• _Work to complete_
Reproduce the data in its entirety, exactly as supplied.

• _Stored data_
····················

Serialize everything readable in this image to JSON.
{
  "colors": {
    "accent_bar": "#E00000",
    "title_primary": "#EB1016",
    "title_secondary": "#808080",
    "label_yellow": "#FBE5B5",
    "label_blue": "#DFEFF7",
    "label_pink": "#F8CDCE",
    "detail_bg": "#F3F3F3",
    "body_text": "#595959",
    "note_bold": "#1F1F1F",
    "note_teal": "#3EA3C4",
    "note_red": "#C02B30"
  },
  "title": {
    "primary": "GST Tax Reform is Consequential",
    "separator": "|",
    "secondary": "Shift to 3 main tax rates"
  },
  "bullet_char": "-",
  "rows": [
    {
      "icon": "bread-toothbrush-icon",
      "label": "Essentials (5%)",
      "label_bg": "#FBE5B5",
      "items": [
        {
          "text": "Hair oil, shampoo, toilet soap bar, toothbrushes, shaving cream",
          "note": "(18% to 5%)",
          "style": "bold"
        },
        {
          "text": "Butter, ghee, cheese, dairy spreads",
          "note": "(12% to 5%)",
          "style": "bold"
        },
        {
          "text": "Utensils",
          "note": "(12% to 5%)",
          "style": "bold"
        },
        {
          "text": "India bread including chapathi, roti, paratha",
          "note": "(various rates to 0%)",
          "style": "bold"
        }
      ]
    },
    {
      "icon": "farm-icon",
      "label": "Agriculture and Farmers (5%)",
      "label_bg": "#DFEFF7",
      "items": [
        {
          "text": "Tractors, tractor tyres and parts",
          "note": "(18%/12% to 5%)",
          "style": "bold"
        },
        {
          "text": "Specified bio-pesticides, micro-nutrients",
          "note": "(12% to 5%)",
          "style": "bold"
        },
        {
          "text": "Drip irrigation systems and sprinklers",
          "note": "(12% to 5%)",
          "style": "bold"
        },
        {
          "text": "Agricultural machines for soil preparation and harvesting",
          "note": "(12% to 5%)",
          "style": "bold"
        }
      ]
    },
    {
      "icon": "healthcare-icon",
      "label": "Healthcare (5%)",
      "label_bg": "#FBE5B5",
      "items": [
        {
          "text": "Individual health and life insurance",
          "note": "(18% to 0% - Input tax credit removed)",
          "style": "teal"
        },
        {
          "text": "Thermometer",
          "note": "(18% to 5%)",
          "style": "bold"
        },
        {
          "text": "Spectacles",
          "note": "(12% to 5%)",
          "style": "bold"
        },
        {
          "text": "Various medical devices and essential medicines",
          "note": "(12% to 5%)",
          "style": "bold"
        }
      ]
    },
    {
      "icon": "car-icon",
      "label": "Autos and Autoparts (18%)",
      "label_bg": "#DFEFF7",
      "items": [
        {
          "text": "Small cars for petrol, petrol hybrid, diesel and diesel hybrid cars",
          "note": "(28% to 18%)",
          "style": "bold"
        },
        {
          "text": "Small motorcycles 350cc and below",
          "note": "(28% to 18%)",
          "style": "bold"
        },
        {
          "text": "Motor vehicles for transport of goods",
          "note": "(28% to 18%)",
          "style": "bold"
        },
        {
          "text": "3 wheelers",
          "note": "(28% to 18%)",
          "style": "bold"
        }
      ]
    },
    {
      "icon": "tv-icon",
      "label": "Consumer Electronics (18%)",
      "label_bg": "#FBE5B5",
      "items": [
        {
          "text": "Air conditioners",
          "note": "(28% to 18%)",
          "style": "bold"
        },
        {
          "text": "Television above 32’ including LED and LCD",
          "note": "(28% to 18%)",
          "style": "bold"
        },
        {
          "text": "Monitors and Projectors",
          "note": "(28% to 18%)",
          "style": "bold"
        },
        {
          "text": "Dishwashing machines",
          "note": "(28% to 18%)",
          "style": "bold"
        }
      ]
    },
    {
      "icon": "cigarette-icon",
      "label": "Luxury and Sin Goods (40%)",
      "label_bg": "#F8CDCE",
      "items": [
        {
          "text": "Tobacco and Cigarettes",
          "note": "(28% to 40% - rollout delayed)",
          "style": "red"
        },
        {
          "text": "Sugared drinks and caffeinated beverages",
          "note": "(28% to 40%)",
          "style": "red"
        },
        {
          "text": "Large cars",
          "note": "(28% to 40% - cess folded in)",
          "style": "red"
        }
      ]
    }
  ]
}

····················

• _Right answer_
Serialize everything readable in this image to JSON.
{
  "colors": {
    "accent_bar": "#E00000",
    "title_primary": "#EB1016",
    "title_secondary": "#808080",
    "label_yellow": "#FBE5B5",
    "label_blue": "#DFEFF7",
    "label_pink": "#F8CDCE",
    "detail_bg": "#F3F3F3",
    "body_text": "#595959",
    "note_bold": "#1F1F1F",
    "note_teal": "#3EA3C4",
    "note_red": "#C02B30"
  },
  "title": {
    "primary": "GST Tax Reform is Consequential",
    "separator": "|",
    "secondary": "Shift to 3 main tax rates"
  },
  "bullet_char": "-",
  "rows": [
    {
      "icon": "bread-toothbrush-icon",
      "label": "Essentials (5%)",
      "label_bg": "#FBE5B5",
      "items": [
        {
          "text": "Hair oil, shampoo, toilet soap bar, toothbrushes, shaving cream",
          "note": "(18% to 5%)",
          "style": "bold"
        },
        {
          "text": "Butter, ghee, cheese, dairy spreads",
          "note": "(12% to 5%)",
          "style": "bold"
        },
        {
          "text": "Utensils",
          "note": "(12% to 5%)",
          "style": "bold"
        },
        {
          "text": "India bread including chapathi, roti, paratha",
          "note": "(various rates to 0%)",
          "style": "bold"
        }
      ]
    },
    {
      "icon": "farm-icon",
      "label": "Agriculture and Farmers (5%)",
      "label_bg": "#DFEFF7",
      "items": [
        {
          "text": "Tractors, tractor tyres and parts",
          "note": "(18%/12% to 5%)",
          "style": "bold"
        },
        {
          "text": "Specified bio-pesticides, micro-nutrients",
          "note": "(12% to 5%)",
          "style": "bold"
        },
        {
          "text": "Drip irrigation systems and sprinklers",
          "note": "(12% to 5%)",
          "style": "bold"
        },
        {
          "text": "Agricultural machines for soil preparation and harvesting",
          "note": "(12% to 5%)",
          "style": "bold"
        }
      ]
    },
    {
      "icon": "healthcare-icon",
      "label": "Healthcare (5%)",
      "label_bg": "#FBE5B5",
      "items": [
        {
          "text": "Individual health and life insurance",
          "note": "(18% to 0% - Input tax credit removed)",
          "style": "teal"
        },
        {
          "text": "Thermometer",
          "note": "(18% to 5%)",
          "style": "bold"
        },
        {
          "text": "Spectacles",
          "note": "(12% to 5%)",
          "style": "bold"
        },
        {
          "text": "Various medical devices and essential medicines",
          "note": "(12% to 5%)",
          "style": "bold"
        }
      ]
    },
    {
      "icon": "car-icon",
      "label": "Autos and Autoparts (18%)",
      "label_bg": "#DFEFF7",
      "items": [
        {
          "text": "Small cars for petrol, petrol hybrid, diesel and diesel hybrid cars",
          "note": "(28% to 18%)",
          "style": "bold"
        },
        {
          "text": "Small motorcycles 350cc and below",
          "note": "(28% to 18%)",
          "style": "bold"
        },
        {
          "text": "Motor vehicles for transport of goods",
          "note": "(28% to 18%)",
          "style": "bold"
        },
        {
          "text": "3 wheelers",
          "note": "(28% to 18%)",
          "style": "bold"
        }
      ]
    },
    {
      "icon": "tv-icon",
      "label": "Consumer Electronics (18%)",
      "label_bg": "#FBE5B5",
      "items": [
        {
          "text": "Air conditioners",
          "note": "(28% to 18%)",
          "style": "bold"
        },
        {
          "text": "Television above 32’ including LED and LCD",
          "note": "(28% to 18%)",
          "style": "bold"
        },
        {
          "text": "Monitors and Projectors",
          "note": "(28% to 18%)",
          "style": "bold"
        },
        {
          "text": "Dishwashing machines",
          "note": "(28% to 18%)",
          "style": "bold"
        }
      ]
    },
    {
      "icon": "cigarette-icon",
      "label": "Luxury and Sin Goods (40%)",
      "label_bg": "#F8CDCE",
      "items": [
        {
          "text": "Tobacco and Cigarettes",
          "note": "(28% to 40% - rollout delayed)",
          "style": "red"
        },
        {
          "text": "Sugared drinks and caffeinated beverages",
          "note": "(28% to 40%)",
          "style": "red"
        },
        {
          "text": "Large cars",
          "note": "(28% to 40% - cess folded in)",
          "style": "red"
        }
      ]
    }
  ]
}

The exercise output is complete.